§ **Given problem**: Extract the complete data exactly as given.

§ **Source records**:
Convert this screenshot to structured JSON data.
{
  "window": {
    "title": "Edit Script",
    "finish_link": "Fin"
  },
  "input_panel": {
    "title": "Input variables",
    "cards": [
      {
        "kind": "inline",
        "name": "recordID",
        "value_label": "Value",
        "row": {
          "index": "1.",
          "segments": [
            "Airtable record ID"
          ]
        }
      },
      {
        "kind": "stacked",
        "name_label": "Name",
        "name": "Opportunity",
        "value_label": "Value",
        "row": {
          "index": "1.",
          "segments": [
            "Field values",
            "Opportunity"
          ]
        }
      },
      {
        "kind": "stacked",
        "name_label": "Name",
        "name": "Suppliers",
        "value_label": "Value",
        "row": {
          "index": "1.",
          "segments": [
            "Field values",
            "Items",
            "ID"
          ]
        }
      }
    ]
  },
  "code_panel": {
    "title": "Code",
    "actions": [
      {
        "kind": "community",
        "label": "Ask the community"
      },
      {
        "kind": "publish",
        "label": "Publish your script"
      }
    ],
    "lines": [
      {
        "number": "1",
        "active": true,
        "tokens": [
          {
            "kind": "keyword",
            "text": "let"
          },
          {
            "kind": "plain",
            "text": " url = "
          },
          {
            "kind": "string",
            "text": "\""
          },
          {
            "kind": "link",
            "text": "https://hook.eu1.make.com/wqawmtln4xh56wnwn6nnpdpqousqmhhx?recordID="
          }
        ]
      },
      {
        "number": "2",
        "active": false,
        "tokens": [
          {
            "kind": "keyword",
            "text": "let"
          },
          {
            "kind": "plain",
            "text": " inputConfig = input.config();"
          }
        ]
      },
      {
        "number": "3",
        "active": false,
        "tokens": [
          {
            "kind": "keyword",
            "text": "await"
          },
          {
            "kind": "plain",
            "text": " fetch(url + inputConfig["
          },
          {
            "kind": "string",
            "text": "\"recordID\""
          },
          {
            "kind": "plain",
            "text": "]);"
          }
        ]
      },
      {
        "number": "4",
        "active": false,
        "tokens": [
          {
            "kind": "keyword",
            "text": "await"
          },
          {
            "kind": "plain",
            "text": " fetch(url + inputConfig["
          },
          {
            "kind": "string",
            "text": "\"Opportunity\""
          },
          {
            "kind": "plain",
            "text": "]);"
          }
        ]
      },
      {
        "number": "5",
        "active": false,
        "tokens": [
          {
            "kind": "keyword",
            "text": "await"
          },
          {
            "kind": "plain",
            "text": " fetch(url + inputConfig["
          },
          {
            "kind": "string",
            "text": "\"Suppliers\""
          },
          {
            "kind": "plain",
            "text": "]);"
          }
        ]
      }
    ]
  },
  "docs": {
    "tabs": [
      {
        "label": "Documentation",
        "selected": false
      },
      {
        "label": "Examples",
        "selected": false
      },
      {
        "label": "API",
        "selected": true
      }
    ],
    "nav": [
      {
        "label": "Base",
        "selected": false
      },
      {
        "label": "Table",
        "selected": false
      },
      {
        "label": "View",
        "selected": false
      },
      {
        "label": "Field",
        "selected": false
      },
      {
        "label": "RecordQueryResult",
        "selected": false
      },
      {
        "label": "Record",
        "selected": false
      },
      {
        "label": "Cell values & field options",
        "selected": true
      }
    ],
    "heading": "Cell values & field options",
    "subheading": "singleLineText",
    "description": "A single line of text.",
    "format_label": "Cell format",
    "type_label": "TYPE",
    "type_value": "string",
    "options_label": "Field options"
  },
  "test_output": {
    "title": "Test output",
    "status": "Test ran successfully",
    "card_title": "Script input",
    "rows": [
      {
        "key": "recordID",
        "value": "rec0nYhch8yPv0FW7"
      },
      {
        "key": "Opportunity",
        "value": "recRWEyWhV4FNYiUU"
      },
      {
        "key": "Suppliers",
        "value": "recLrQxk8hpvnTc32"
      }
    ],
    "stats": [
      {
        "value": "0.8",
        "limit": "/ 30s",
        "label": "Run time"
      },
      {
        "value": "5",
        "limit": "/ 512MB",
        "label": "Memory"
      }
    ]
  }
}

§ **Answer below**:
Convert this screenshot to structured JSON data.
{
  "window": {
    "title": "Edit Script",
    "finish_link": "Fin"
  },
  "input_panel": {
    "title": "Input variables",
    "cards": [
      {
        "kind": "inline",
        "name": "recordID",
        "value_label": "Value",
        "row": {
          "index": "1.",
          "segments": [
            "Airtable record ID"
          ]
        }
      },
      {
        "kind": "stacked",
        "name_label": "Name",
        "name": "Opportunity",
        "value_label": "Value",
        "row": {
          "index": "1.",
          "segments": [
            "Field values",
            "Opportunity"
          ]
        }
      },
      {
        "kind": "stacked",
        "name_label": "Name",
        "name": "Suppliers",
        "value_label": "Value",
        "row": {
          "index": "1.",
          "segments": [
            "Field values",
            "Items",
            "ID"
          ]
        }
      }
    ]
  },
  "code_panel": {
    "title": "Code",
    "actions": [
      {
        "kind": "community",
        "label": "Ask the community"
      },
      {
        "kind": "publish",
        "label": "Publish your script"
      }
    ],
    "lines": [
      {
        "number": "1",
        "active": true,
        "tokens": [
          {
            "kind": "keyword",
            "text": "let"
          },
          {
            "kind": "plain",
            "text": " url = "
          },
          {
            "kind": "string",
            "text": "\""
          },
          {
            "kind": "link",
            "text": "https://hook.eu1.make.com/wqawmtln4xh56wnwn6nnpdpqousqmhhx?recordID="
          }
        ]
      },
      {
        "number": "2",
        "active": false,
        "tokens": [
          {
            "kind": "keyword",
            "text": "let"
          },
          {
            "kind": "plain",
            "text": " inputConfig = input.config();"
          }
        ]
      },
      {
        "number": "3",
        "active": false,
        "tokens": [
          {
            "kind": "keyword",
            "text": "await"
          },
          {
            "kind": "plain",
            "text": " fetch(url + inputConfig["
          },
          {
            "kind": "string",
            "text": "\"recordID\""
          },
          {
            "kind": "plain",
            "text": "]);"
          }
        ]
      },
      {
        "number": "4",
        "active": false,
        "tokens": [
          {
            "kind": "keyword",
            "text": "await"
          },
          {
            "kind": "plain",
            "text": " fetch(url + inputConfig["
          },
          {
            "kind": "string",
            "text": "\"Opportunity\""
          },
          {
            "kind": "plain",
            "text": "]);"
          }
        ]
      },
      {
        "number": "5",
        "active": false,
        "tokens": [
          {
            "kind": "keyword",
            "text": "await"
          },
          {
            "kind": "plain",
            "text": " fetch(url + inputConfig["
          },
          {
            "kind": "string",
            "text": "\"Suppliers\""
          },
          {
            "kind": "plain",
            "text": "]);"
          }
        ]
      }
    ]
  },
  "docs": {
    "tabs": [
      {
        "label": "Documentation",
        "selected": false
      },
      {
        "label": "Examples",
        "selected": false
      },
      {
        "label": "API",
        "selected": true
      }
    ],
    "nav": [
      {
        "label": "Base",
        "selected": false
      },
      {
        "label": "Table",
        "selected": false
      },
      {
        "label": "View",
        "selected": false
      },
      {
        "label": "Field",
        "selected": false
      },
      {
        "label": "RecordQueryResult",
        "selected": false
      },
      {
        "label": "Record",
        "selected": false
      },
      {
        "label": "Cell values & field options",
        "selected": true
      }
    ],
    "heading": "Cell values & field options",
    "subheading": "singleLineText",
    "description": "A single line of text.",
    "format_label": "Cell format",
    "type_label": "TYPE",
    "type_value": "string",
    "options_label": "Field options"
  },
  "test_output": {
    "title": "Test output",
    "status": "Test ran successfully",
    "card_title": "Script input",
    "rows": [
      {
        "key": "recordID",
        "value": "rec0nYhch8yPv0FW7"
      },
      {
        "key": "Opportunity",
        "value": "recRWEyWhV4FNYiUU"
      },
      {
        "key": "Suppliers",
        "value": "recLrQxk8hpvnTc32"
      }
    ],
    "stats": [
      {
        "value": "0.8",
        "limit": "/ 30s",
        "label": "Run time"
      },
      {
        "value": "5",
        "limit": "/ 512MB",
        "label": "Memory"
      }
    ]
  }
}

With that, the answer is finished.